(Chart and figure data)
######

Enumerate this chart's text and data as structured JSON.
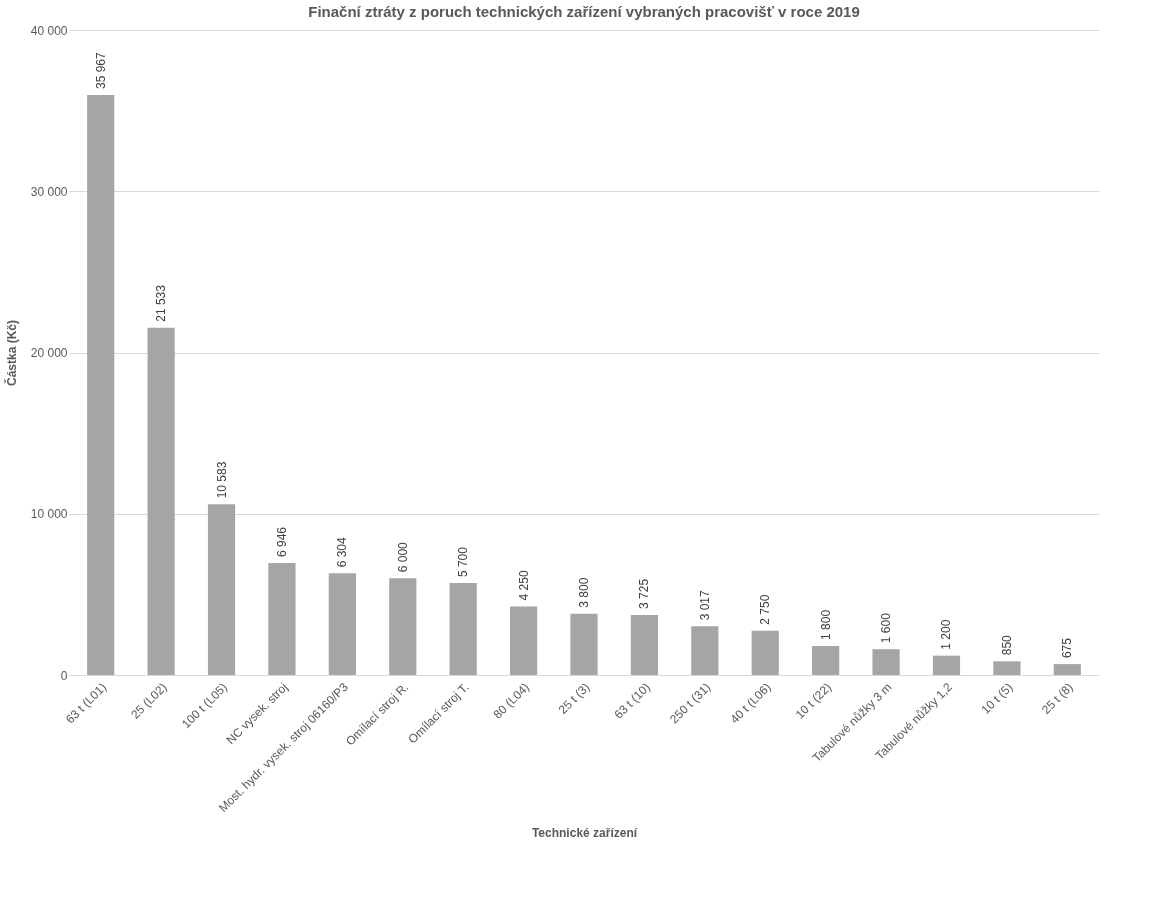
{
  "chart_data": {
    "type": "bar",
    "title": "Finační ztráty z poruch technických zařízení vybraných pracovišť v roce 2019",
    "xlabel": "Technické zařízení",
    "ylabel": "Částka (Kč)",
    "categories": [
      "63 t (L01)",
      "25 (L02)",
      "100 t (L05)",
      "NC vysek. stroj",
      "Most. hydr. vysek. stroj 06160/P3",
      "Omílací stroj R.",
      "Omílací stroj T.",
      "80 (L04)",
      "25 t (3)",
      "63 t (10)",
      "250 t (31)",
      "40 t (L06)",
      "10 t (22)",
      "Tabulové nůžky 3 m",
      "Tabulové nůžky 1,2",
      "10 t (5)",
      "25 t (8)"
    ],
    "values": [
      35967,
      21533,
      10583,
      6946,
      6304,
      6000,
      5700,
      4250,
      3800,
      3725,
      3017,
      2750,
      1800,
      1600,
      1200,
      850,
      675
    ],
    "value_labels": [
      "35 967",
      "21 533",
      "10 583",
      "6 946",
      "6 304",
      "6 000",
      "5 700",
      "4 250",
      "3 800",
      "3 725",
      "3 017",
      "2 750",
      "1 800",
      "1 600",
      "1 200",
      "850",
      "675"
    ],
    "color": "#a5a5a5",
    "ylim": [
      0,
      40000
    ],
    "yticks": [
      0,
      {
        "value": 10000,
        "label": "10 000"
      },
      {
        "value": 20000,
        "label": "20 000"
      },
      {
        "value": 30000,
        "label": "30 000"
      },
      {
        "value": 40000,
        "label": "40 000"
      }
    ],
    "grid": "y"
  }
}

######

(STATED GOAL) In your copy of the records, include no pictures; repeat everything else exactly.

(COMPLETE ANSWER)
Enumerate this chart's text and data as structured JSON.
{
  "chart_data": {
    "type": "bar",
    "title": "Finační ztráty z poruch technických zařízení vybraných pracovišť v roce 2019",
    "xlabel": "Technické zařízení",
    "ylabel": "Částka (Kč)",
    "categories": [
      "63 t (L01)",
      "25 (L02)",
      "100 t (L05)",
      "NC vysek. stroj",
      "Most. hydr. vysek. stroj 06160/P3",
      "Omílací stroj R.",
      "Omílací stroj T.",
      "80 (L04)",
      "25 t (3)",
      "63 t (10)",
      "250 t (31)",
      "40 t (L06)",
      "10 t (22)",
      "Tabulové nůžky 3 m",
      "Tabulové nůžky 1,2",
      "10 t (5)",
      "25 t (8)"
    ],
    "values": [
      35967,
      21533,
      10583,
      6946,
      6304,
      6000,
      5700,
      4250,
      3800,
      3725,
      3017,
      2750,
      1800,
      1600,
      1200,
      850,
      675
    ],
    "value_labels": [
      "35 967",
      "21 533",
      "10 583",
      "6 946",
      "6 304",
      "6 000",
      "5 700",
      "4 250",
      "3 800",
      "3 725",
      "3 017",
      "2 750",
      "1 800",
      "1 600",
      "1 200",
      "850",
      "675"
    ],
    "color": "#a5a5a5",
    "ylim": [
      0,
      40000
    ],
    "yticks": [
      0,
      {
        "value": 10000,
        "label": "10 000"
      },
      {
        "value": 20000,
        "label": "20 000"
      },
      {
        "value": 30000,
        "label": "30 000"
      },
      {
        "value": 40000,
        "label": "40 000"
      }
    ],
    "grid": "y"
  }
}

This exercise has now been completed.